Can you write out only the lines from the one containing "648, 1552, 673]" up to and including the one containing "1331, 389, 1358]", with "electron-excite-arrow" replaced by "excitation-arrow" and everything else left unchanged?

──────── Raw records

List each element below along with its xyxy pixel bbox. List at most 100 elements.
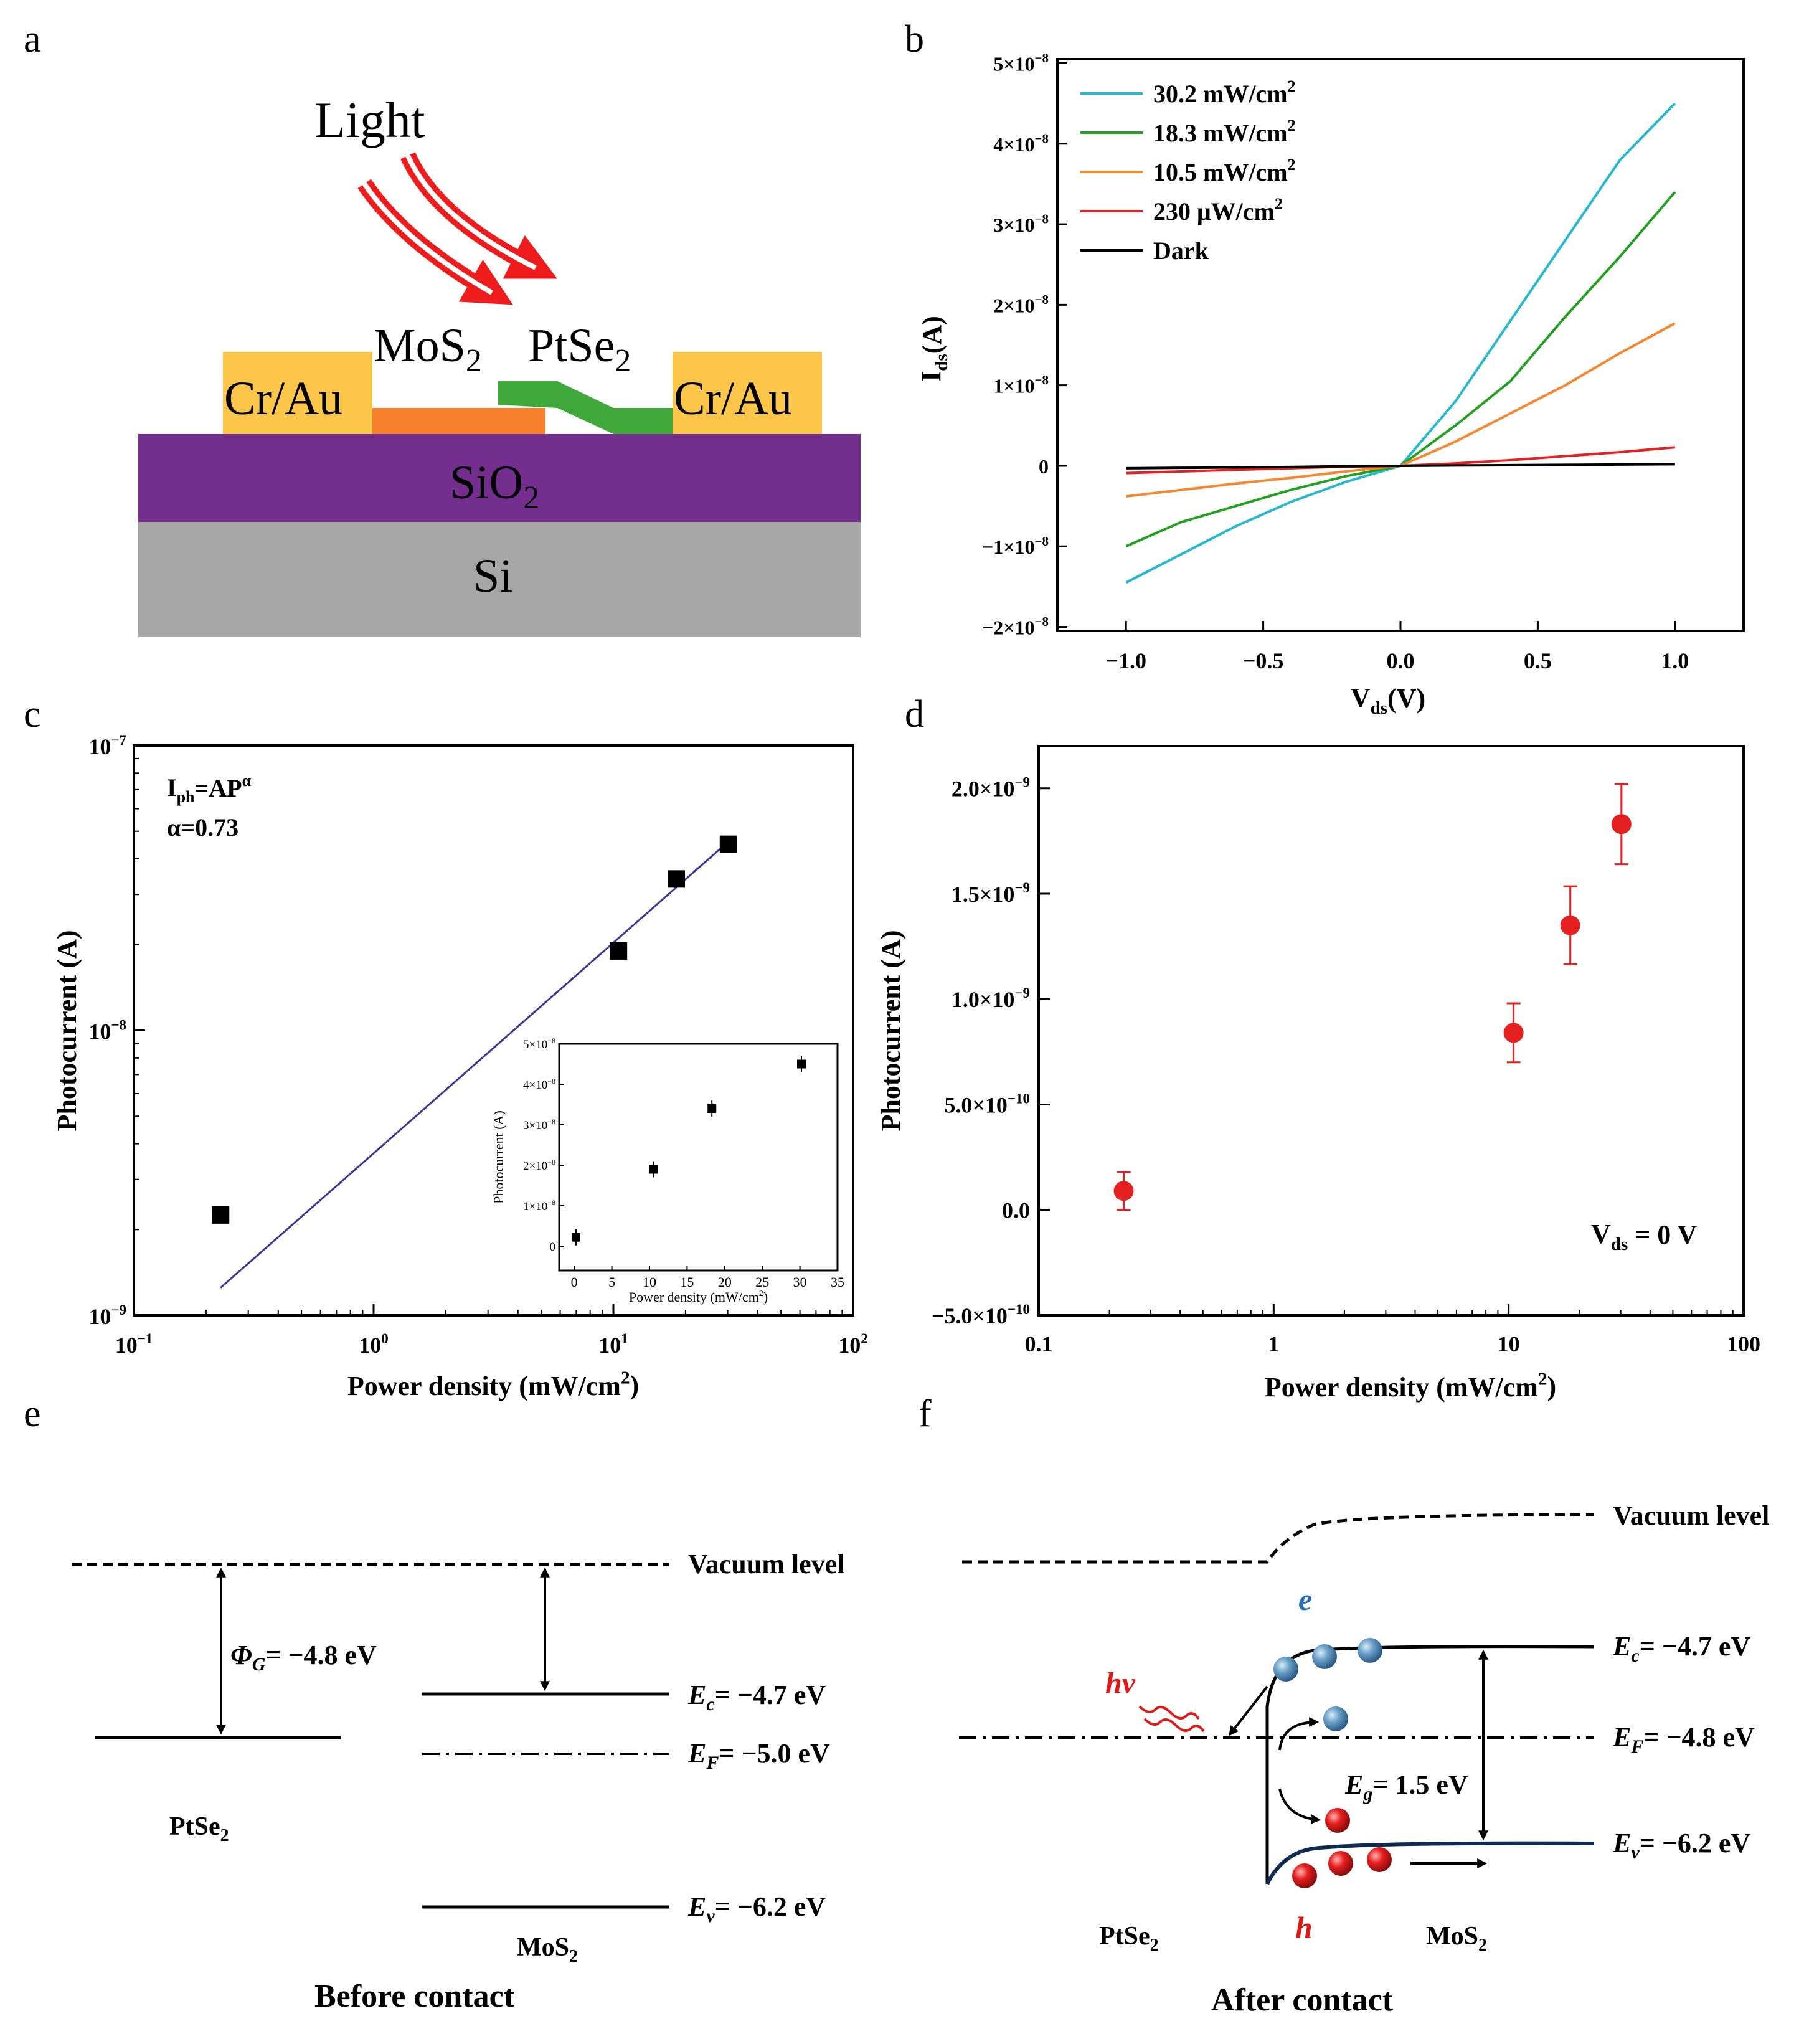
x-tick-label-b: 0.5	[1524, 648, 1552, 673]
ptse2-label-e: PtSe2	[169, 1812, 229, 1845]
legend-label-b: 10.5 mW/cm2	[1153, 156, 1296, 186]
data-point-c	[212, 1206, 230, 1224]
electron-excite-arrow	[1278, 1717, 1320, 1751]
y-tick-label-b: 2×10−8	[993, 292, 1049, 316]
x-tick-label-d: 1	[1268, 1332, 1279, 1356]
electron-4	[1323, 1706, 1348, 1731]
y-tick-label-b: 1×10−8	[993, 372, 1049, 397]
hv-label: hv	[1105, 1667, 1136, 1700]
electron-1	[1273, 1657, 1298, 1682]
data-point-d	[1611, 814, 1632, 835]
x-axis-label-b: Vds(V)	[1351, 683, 1425, 718]
x-tick-label-c: 100	[359, 1331, 389, 1358]
data-point-d	[1113, 1181, 1134, 1201]
ev-label-e: Ev= −6.2 eV	[687, 1891, 826, 1926]
caption-e: Before contact	[314, 1979, 515, 2014]
substrate-layer	[138, 522, 861, 637]
ptse2-flake	[498, 381, 673, 434]
inset-x-tick-label: 35	[831, 1274, 844, 1290]
data-point-c	[668, 870, 686, 888]
alpha-label-c: α=0.73	[167, 813, 238, 841]
y-axis-label-d: Photocurrent (A)	[876, 930, 906, 1132]
panel-letter-b: b	[905, 18, 924, 60]
data-point-d	[1560, 915, 1580, 935]
x-tick-label-b: −1.0	[1105, 648, 1146, 673]
x-axis-label-d: Power density (mW/cm2)	[1265, 1370, 1556, 1403]
y-tick-label-c: 10−9	[88, 1302, 126, 1329]
series-line-b	[1126, 463, 1675, 470]
inset-x-tick-label: 5	[608, 1274, 615, 1290]
vacuum-label-e: Vacuum level	[688, 1549, 844, 1579]
inset-y-tick-label: 1×10−8	[523, 1198, 555, 1213]
caption-f: After contact	[1211, 1982, 1394, 2018]
legend-label-b: Dark	[1153, 237, 1209, 265]
electrode-right	[673, 352, 822, 434]
y-tick-label-c: 10−8	[88, 1017, 126, 1044]
formula-label-c: Iph=APα	[167, 772, 252, 806]
series-line-b	[1125, 322, 1676, 498]
hole-label: h	[1295, 1910, 1313, 1945]
inset-x-tick-label: 25	[755, 1274, 769, 1290]
mos2-label: MoS2	[374, 319, 482, 379]
x-tick-label-d: 100	[1727, 1332, 1760, 1356]
plot-frame-c	[133, 744, 854, 1317]
substrate-label: Si	[473, 550, 512, 602]
y-tick-label-d: 1.0×10−9	[952, 985, 1030, 1012]
electrode-right-label: Cr/Au	[674, 372, 792, 425]
y-tick-label-d: 5.0×10−10	[944, 1091, 1030, 1117]
electrode-left-label: Cr/Au	[224, 372, 342, 425]
hole-drift-arrow	[1278, 1788, 1321, 1825]
inset-x-tick-label: 15	[680, 1274, 694, 1290]
hole-3	[1328, 1851, 1353, 1876]
mos2-label-f: MoS2	[1426, 1922, 1487, 1955]
inset-data-point	[649, 1165, 658, 1174]
electron-label: e	[1298, 1582, 1312, 1617]
vacuum-line-f	[962, 1513, 1595, 1564]
series-line-b	[1126, 446, 1675, 475]
eg-label: Eg= 1.5 eV	[1344, 1769, 1468, 1804]
x-tick-label-c: 10−1	[115, 1331, 153, 1358]
ef-label-e: EF= −5.0 eV	[687, 1738, 830, 1773]
ec-label-f: Ec= −4.7 eV	[1612, 1631, 1750, 1666]
photon-wave-1	[1138, 1705, 1200, 1720]
x-tick-label-c: 102	[838, 1331, 868, 1358]
y-tick-label-d: 1.5×10−9	[952, 880, 1030, 907]
ef-label-f: EF= −4.8 eV	[1612, 1722, 1755, 1757]
hole-4	[1367, 1847, 1392, 1872]
y-tick-label-b: −1×10−8	[982, 534, 1049, 558]
y-axis-label-c: Photocurrent (A)	[52, 930, 82, 1132]
series-line-b	[1125, 102, 1676, 584]
ev-label-f: Ev= −6.2 eV	[1612, 1828, 1750, 1863]
inset-y-tick-label: 3×10−8	[523, 1117, 555, 1132]
oxide-layer	[138, 434, 861, 522]
electron-3	[1358, 1638, 1382, 1663]
hole-1	[1325, 1808, 1350, 1833]
y-tick-label-b: 5×10−8	[993, 50, 1049, 75]
panel-letter-d: d	[905, 693, 924, 736]
panel-letter-f: f	[919, 1393, 932, 1435]
inset-data-point	[571, 1233, 580, 1242]
x-tick-label-d: 10	[1498, 1332, 1520, 1356]
inset-frame-c	[558, 1043, 839, 1272]
phi-label: ΦG= −4.8 eV	[230, 1640, 377, 1675]
electron-transfer-arrow	[1229, 1685, 1268, 1736]
valence-band-f	[1265, 1841, 1595, 1885]
y-tick-label-d: 0.0	[1002, 1198, 1030, 1223]
inset-x-tick-label: 30	[793, 1274, 807, 1290]
plot-frame-b	[1056, 58, 1745, 632]
y-tick-label-b: 4×10−8	[993, 131, 1049, 155]
panel-letter-e: e	[24, 1393, 41, 1435]
vacuum-label-f: Vacuum level	[1613, 1500, 1769, 1531]
light-arrow-2	[400, 152, 557, 279]
legend-label-b: 30.2 mW/cm2	[1153, 77, 1296, 108]
x-tick-label-b: 0.0	[1387, 648, 1415, 673]
light-label: Light	[314, 92, 425, 148]
electron-2	[1312, 1644, 1337, 1669]
inset-y-tick-label: 4×10−8	[523, 1077, 555, 1092]
x-tick-label-b: −0.5	[1243, 648, 1284, 673]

────────────────

- The solution -
x-tick-label-b: 0.5	[1524, 648, 1552, 673]
ptse2-label-e: PtSe2	[169, 1812, 229, 1845]
legend-label-b: 10.5 mW/cm2	[1153, 156, 1296, 186]
data-point-c	[212, 1206, 230, 1224]
excitation-arrow	[1278, 1717, 1320, 1751]
y-tick-label-b: 2×10−8	[993, 292, 1049, 316]
x-tick-label-d: 1	[1268, 1332, 1279, 1356]
electron-4	[1323, 1706, 1348, 1731]
y-tick-label-b: 1×10−8	[993, 372, 1049, 397]
hv-label: hv	[1105, 1667, 1136, 1700]
electron-1	[1273, 1657, 1298, 1682]
data-point-d	[1611, 814, 1632, 835]
x-axis-label-b: Vds(V)	[1351, 683, 1425, 718]
x-tick-label-c: 100	[359, 1331, 389, 1358]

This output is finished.